### Text to read
--------------------------------
A municipality that was incorporated prior to January 12, 1999 but received
no compensation from CTPs for calendar 1998 use of the public right-of-way,
shall also be considered an eligible municipality.
(A)
If a municipality is located in more than one county, its
eligibility shall be determined by the county containing the greatest number
of its residents.
(B)
County population shall be determined using the Texas State
Data Center population estimates for January 1, 1999.
(2)
The base amount for an eligible municipality shall, at
the election of the governing body of the municipality, be equal to one of
the following amounts:
(A)
An amount not greater than the statewide average fee per
line for each category of access line of the CTP with the greatest number
of access lines in that municipality, multiplied by the total number of access
lines in each category located within the boundaries of the municipality on
December 31, 1998, for a municipality in existence on that date, or on the
date of incorporation for a municipality incorporated after that date; or
(B)
An amount not greater than the base amount determined for
a similarly sized municipality in the same or an adjacent county in which
the CTP with the greatest number of access lines in the municipality is the
same for each municipality. The similarly sized municipality must have computed
its base amount using methods other than this paragraph; or
(C)
The total amount of revenue received by the municipality
in franchise, license, permit, and application fees from all CTPs in calendar
year 1998 consistent with the methodology prescribed under subsection (d)(1)
of this section.
(g)
--------------------------------
### Given exercise 1
Repeat the passage on municipal right-of-way compensation word for word, between "If a municipality" and "of its residents.", inclusive.
### Given exercise 2
Go on with the passage on municipal right-of-way compensation from the point where it ends.
The records have no connection to the passage on municipal right-of-way compensation.
--------------------------------
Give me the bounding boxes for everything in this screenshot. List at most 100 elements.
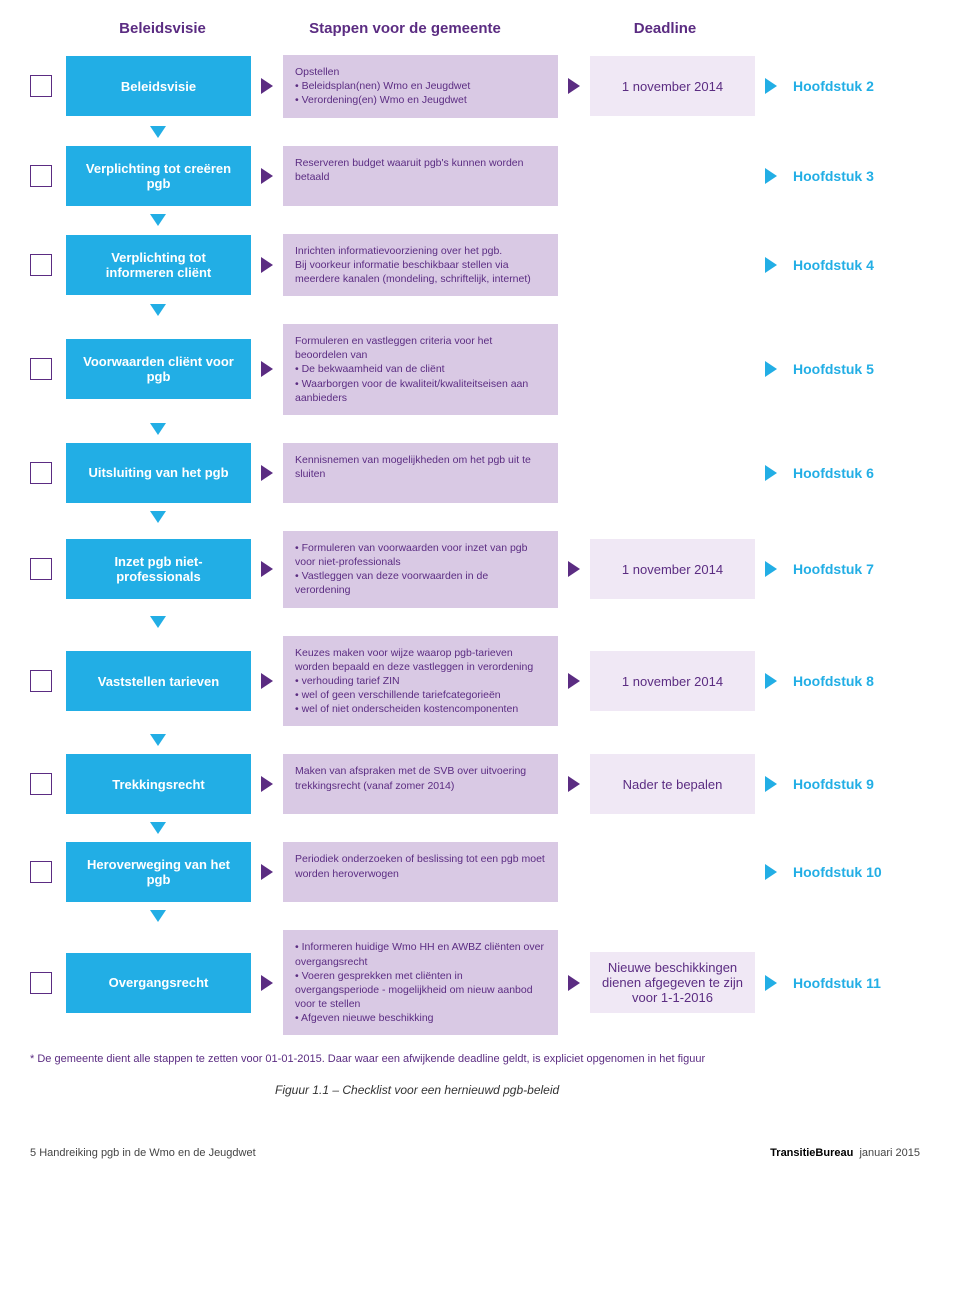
arrow-right-icon (568, 561, 580, 577)
arrow-right-icon (261, 168, 273, 184)
arrow-right-icon (261, 776, 273, 792)
arrow-right-icon (261, 257, 273, 273)
chapter-link[interactable]: Hoofdstuk 6 (793, 465, 874, 481)
deadline-box (590, 235, 755, 295)
checkbox[interactable] (30, 773, 52, 795)
phase-box: Vaststellen tarieven (66, 651, 251, 711)
footer-brand: TransitieBureau (770, 1147, 853, 1159)
arrow-right-icon (261, 465, 273, 481)
deadline-box (590, 443, 755, 503)
flow-row: Trekkingsrecht Maken van afspraken met de… (30, 754, 920, 814)
chapter-link[interactable]: Hoofdstuk 4 (793, 257, 874, 273)
footer-left: 5 Handreiking pgb in de Wmo en de Jeugdw… (30, 1147, 256, 1159)
checkbox[interactable] (30, 358, 52, 380)
flow-row: Uitsluiting van het pgb Kennisnemen van m… (30, 443, 920, 503)
arrow-right-icon (261, 361, 273, 377)
checkbox[interactable] (30, 972, 52, 994)
phase-box: Verplichting tot informeren cliënt (66, 235, 251, 295)
arrow-right-icon (261, 673, 273, 689)
header-col3: Deadline (565, 20, 765, 37)
arrow-right-icon (765, 465, 777, 481)
deadline-box (590, 146, 755, 206)
header-col2: Stappen voor de gemeente (265, 20, 545, 37)
checkbox[interactable] (30, 558, 52, 580)
chapter-link[interactable]: Hoofdstuk 9 (793, 776, 874, 792)
arrow-right-icon (261, 561, 273, 577)
deadline-box: Nieuwe beschikkingen dienen afgegeven te… (590, 952, 755, 1013)
page-footer: 5 Handreiking pgb in de Wmo en de Jeugdw… (30, 1147, 920, 1159)
phase-box: Uitsluiting van het pgb (66, 443, 251, 503)
page-number: 5 (30, 1147, 36, 1159)
arrow-down-icon (150, 126, 166, 138)
chapter-link[interactable]: Hoofdstuk 8 (793, 673, 874, 689)
flow-row: Overgangsrecht • Informeren huidige Wmo H… (30, 930, 920, 1035)
flow-row: Verplichting tot informeren cliënt Inrich… (30, 234, 920, 297)
deadline-box (590, 842, 755, 902)
steps-box: Opstellen• Beleidsplan(nen) Wmo en Jeugd… (283, 55, 558, 118)
flow-row: Inzet pgb niet-professionals• Formuleren… (30, 531, 920, 608)
figure-caption: Figuur 1.1 – Checklist voor een hernieuw… (275, 1083, 920, 1097)
arrow-down-wrap (150, 214, 920, 226)
flow-row: Beleidsvisie Opstellen• Beleidsplan(nen) … (30, 55, 920, 118)
steps-box: Kennisnemen van mogelijkheden om het pgb… (283, 443, 558, 503)
arrow-right-icon (568, 673, 580, 689)
arrow-right-icon (765, 673, 777, 689)
deadline-box: 1 november 2014 (590, 56, 755, 116)
footer-right: TransitieBureau januari 2015 (770, 1147, 920, 1159)
steps-box: Formuleren en vastleggen criteria voor h… (283, 324, 558, 415)
phase-box: Beleidsvisie (66, 56, 251, 116)
phase-box: Voorwaarden cliënt voor pgb (66, 339, 251, 399)
checkbox[interactable] (30, 254, 52, 276)
arrow-down-wrap (150, 910, 920, 922)
footnote: * De gemeente dient alle stappen te zett… (30, 1053, 920, 1065)
deadline-box: 1 november 2014 (590, 651, 755, 711)
arrow-right-icon (568, 975, 580, 991)
chapter-link[interactable]: Hoofdstuk 7 (793, 561, 874, 577)
steps-box: Keuzes maken voor wijze waarop pgb-tarie… (283, 636, 558, 727)
arrow-down-icon (150, 511, 166, 523)
flow-row: Vaststellen tarieven Keuzes maken voor wi… (30, 636, 920, 727)
arrow-right-icon (765, 561, 777, 577)
arrow-right-icon (568, 776, 580, 792)
arrow-down-icon (150, 616, 166, 628)
chapter-link[interactable]: Hoofdstuk 5 (793, 361, 874, 377)
steps-box: • Informeren huidige Wmo HH en AWBZ clië… (283, 930, 558, 1035)
steps-box: Reserveren budget waaruit pgb's kunnen w… (283, 146, 558, 206)
arrow-down-icon (150, 822, 166, 834)
column-headers: Beleidsvisie Stappen voor de gemeente De… (30, 20, 920, 37)
steps-box: Maken van afspraken met de SVB over uitv… (283, 754, 558, 814)
arrow-down-icon (150, 304, 166, 316)
chapter-link[interactable]: Hoofdstuk 3 (793, 168, 874, 184)
deadline-box: Nader te bepalen (590, 754, 755, 814)
arrow-down-wrap (150, 734, 920, 746)
arrow-right-icon (261, 78, 273, 94)
steps-box: • Formuleren van voorwaarden voor inzet … (283, 531, 558, 608)
flow-row: Voorwaarden cliënt voor pgb Formuleren en… (30, 324, 920, 415)
phase-box: Heroverweging van het pgb (66, 842, 251, 902)
checkbox[interactable] (30, 670, 52, 692)
checkbox[interactable] (30, 75, 52, 97)
arrow-down-icon (150, 214, 166, 226)
phase-box: Trekkingsrecht (66, 754, 251, 814)
deadline-box (590, 339, 755, 399)
arrow-right-icon (765, 78, 777, 94)
flowchart-rows: Beleidsvisie Opstellen• Beleidsplan(nen) … (30, 55, 920, 1035)
arrow-right-icon (568, 78, 580, 94)
arrow-down-wrap (150, 822, 920, 834)
flow-row: Heroverweging van het pgb Periodiek onder… (30, 842, 920, 902)
checkbox[interactable] (30, 861, 52, 883)
arrow-right-icon (765, 168, 777, 184)
arrow-right-icon (765, 361, 777, 377)
chapter-link[interactable]: Hoofdstuk 2 (793, 78, 874, 94)
chapter-link[interactable]: Hoofdstuk 10 (793, 864, 882, 880)
arrow-right-icon (765, 776, 777, 792)
steps-box: Inrichten informatievoorziening over het… (283, 234, 558, 297)
checkbox[interactable] (30, 462, 52, 484)
steps-box: Periodiek onderzoeken of beslissing tot … (283, 842, 558, 902)
phase-box: Overgangsrecht (66, 953, 251, 1013)
arrow-right-icon (261, 864, 273, 880)
arrow-right-icon (261, 975, 273, 991)
checkbox[interactable] (30, 165, 52, 187)
chapter-link[interactable]: Hoofdstuk 11 (793, 975, 881, 991)
phase-box: Verplichting tot creëren pgb (66, 146, 251, 206)
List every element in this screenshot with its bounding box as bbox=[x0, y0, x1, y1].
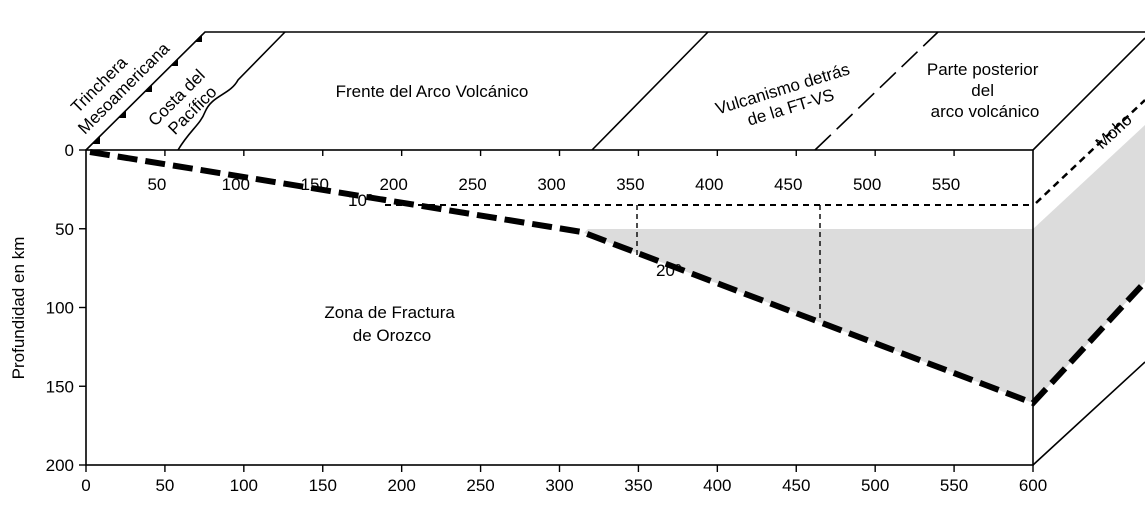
x-tick-label: 400 bbox=[703, 476, 731, 495]
coast-line bbox=[177, 31, 286, 151]
inner-x-tick-label: 450 bbox=[774, 175, 802, 194]
inner-x-tick-label: 300 bbox=[537, 175, 565, 194]
y-tick-label: 0 bbox=[65, 141, 74, 160]
zone-label: Zona de Fractura de Orozco bbox=[324, 303, 459, 345]
inner-x-tick-label: 200 bbox=[379, 175, 407, 194]
slab bbox=[89, 149, 1145, 407]
y-tick-label: 200 bbox=[46, 456, 74, 475]
x-tick-label: 50 bbox=[155, 476, 174, 495]
label-line: Zona de Fractura bbox=[324, 303, 455, 322]
x-tick-label: 450 bbox=[782, 476, 810, 495]
x-tick-label: 300 bbox=[545, 476, 573, 495]
inner-x-tick-label: 50 bbox=[147, 175, 166, 194]
inner-x-tick-label: 400 bbox=[695, 175, 723, 194]
shaded-region-side bbox=[1033, 125, 1145, 403]
divider bbox=[591, 31, 709, 151]
x-tick-label: 250 bbox=[466, 476, 494, 495]
x-tick-label: 350 bbox=[624, 476, 652, 495]
divider-dashed bbox=[814, 31, 939, 151]
inner-x-tick-label: 550 bbox=[932, 175, 960, 194]
x-tick-label: 150 bbox=[309, 476, 337, 495]
angle-label: 20º bbox=[656, 261, 681, 280]
rear-label: Parte posterior del arco volcánico bbox=[927, 60, 1043, 121]
bottom-right-edge bbox=[1032, 361, 1145, 466]
x-tick-label: 600 bbox=[1019, 476, 1047, 495]
inner-x-tick-label: 250 bbox=[458, 175, 486, 194]
y-tick-label: 100 bbox=[46, 299, 74, 318]
x-tick-label: 500 bbox=[861, 476, 889, 495]
label-line: del bbox=[971, 81, 994, 100]
label-line: arco volcánico bbox=[931, 102, 1040, 121]
x-tick-label: 0 bbox=[81, 476, 90, 495]
inner-x-tick-label: 100 bbox=[222, 175, 250, 194]
x-tick-label: 200 bbox=[387, 476, 415, 495]
top-right-edge bbox=[1032, 37, 1145, 151]
coast-label: Costa del Pacífico bbox=[145, 62, 227, 144]
inner-x-tick-label: 150 bbox=[301, 175, 329, 194]
angle-label: 10º bbox=[348, 191, 373, 210]
y-axis-label: Profundidad en km bbox=[9, 237, 28, 380]
y-tick-label: 150 bbox=[46, 377, 74, 396]
label-line: Parte posterior bbox=[927, 60, 1039, 79]
y-tick-label: 50 bbox=[55, 220, 74, 239]
label-line: de Orozco bbox=[353, 326, 431, 345]
moho-line bbox=[1035, 99, 1145, 204]
x-tick-label: 550 bbox=[940, 476, 968, 495]
x-tick-label: 100 bbox=[230, 476, 258, 495]
inner-x-tick-label: 350 bbox=[616, 175, 644, 194]
trench-teeth bbox=[92, 34, 202, 144]
front-label: Frente del Arco Volcánico bbox=[336, 82, 529, 101]
inner-x-tick-label: 500 bbox=[853, 175, 881, 194]
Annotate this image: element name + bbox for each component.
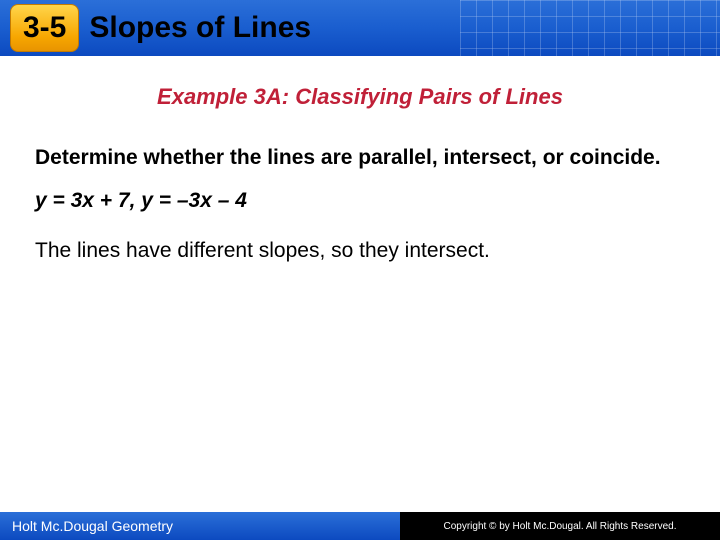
problem-prompt: Determine whether the lines are parallel… [35,144,685,171]
footer-copyright: Copyright © by Holt Mc.Dougal. All Right… [400,512,720,540]
content-area: Example 3A: Classifying Pairs of Lines D… [0,56,720,263]
answer-text: The lines have different slopes, so they… [35,239,685,263]
header-bar: 3-5 Slopes of Lines [0,0,720,56]
header-grid-decoration [460,0,720,56]
equations: y = 3x + 7, y = –3x – 4 [35,189,685,213]
example-title: Example 3A: Classifying Pairs of Lines [35,84,685,110]
header-title: Slopes of Lines [89,11,311,45]
footer-left-text: Holt Mc.Dougal Geometry [0,512,400,540]
section-number-badge: 3-5 [10,4,79,52]
slide: 3-5 Slopes of Lines Example 3A: Classify… [0,0,720,540]
footer-bar: Holt Mc.Dougal Geometry Copyright © by H… [0,512,720,540]
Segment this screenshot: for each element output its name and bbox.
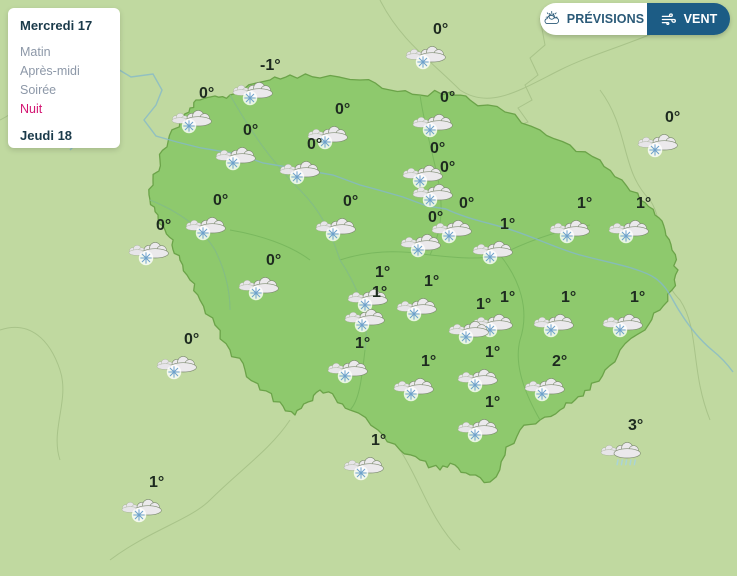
svg-text:1°: 1° [375,264,390,281]
svg-text:1°: 1° [636,195,651,212]
svg-text:3°: 3° [628,417,643,434]
svg-text:0°: 0° [343,193,358,210]
svg-text:0°: 0° [213,192,228,209]
svg-text:-1°: -1° [260,57,281,74]
svg-text:0°: 0° [243,122,258,139]
svg-text:1°: 1° [371,432,386,449]
svg-text:0°: 0° [440,89,455,106]
svg-text:2°: 2° [552,353,567,370]
svg-text:1°: 1° [372,284,387,301]
svg-text:0°: 0° [440,159,455,176]
svg-text:0°: 0° [459,195,474,212]
svg-text:1°: 1° [476,296,491,313]
svg-text:0°: 0° [433,21,448,38]
svg-text:1°: 1° [355,335,370,352]
svg-text:0°: 0° [199,85,214,102]
svg-text:1°: 1° [577,195,592,212]
svg-text:1°: 1° [630,289,645,306]
svg-text:1°: 1° [485,394,500,411]
svg-text:1°: 1° [149,474,164,491]
svg-text:0°: 0° [266,252,281,269]
svg-text:1°: 1° [500,216,515,233]
svg-text:1°: 1° [485,344,500,361]
svg-text:0°: 0° [665,109,680,126]
svg-text:0°: 0° [335,101,350,118]
svg-text:1°: 1° [500,289,515,306]
svg-text:0°: 0° [156,217,171,234]
svg-text:1°: 1° [424,273,439,290]
svg-text:1°: 1° [561,289,576,306]
svg-text:0°: 0° [184,331,199,348]
svg-text:0°: 0° [307,136,322,153]
svg-text:0°: 0° [430,140,445,157]
svg-text:1°: 1° [421,353,436,370]
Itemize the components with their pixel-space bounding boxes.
--------------------------------
### Answer 1
If a municipality is located in more than one county, its
eligibility shall be determined by the county containing the greatest number
of its residents.

### Answer 2
Base amount for litigating municipality. The base amount
for a litigating municipality that not later than December 1, 1999, repeals
any ordinance subject to dispute in the litigation, voluntarily dismisses
with prejudice any claims in the litigation for compensation, and agrees to
waive any potential claim for compensation under any franchise agreement or
ordinance expired or in existence on September 1, 1999, is, at the municipality's
election, equal to one of the following amounts:
(1)
An amount not to exceed the statewide average access line
rate on a per category basis for the CTP with the greatest number of access
lines in that municipality multiplied by the total number of access lines
located within the boundaries of the municipality on December 31, 1998, including
any newly annexed areas; or
(2)
An amount not to exceed 21% of the total sales and use
tax revenue received by the municipality pursuant to Texas Tax Code, Chapter
321. The sales and use tax revenue will be based on the calendar year 1998
report of taxes collected, as issued by the State Comptroller for a municipality.
The amount does not include sales and use taxes collected under:
(A)
Texas Transportation Code, Chapters 451, 452, 453, or 454
for a mass transit authority;
(B)
the Development Corporation Act of 1979 (Article 5190.6,
Vernon's Texas Civil Statutes), for a 4A or 4B Development Corporation;
(C)
Texas Local Government Code, Chapters 334 and 335; and
(D)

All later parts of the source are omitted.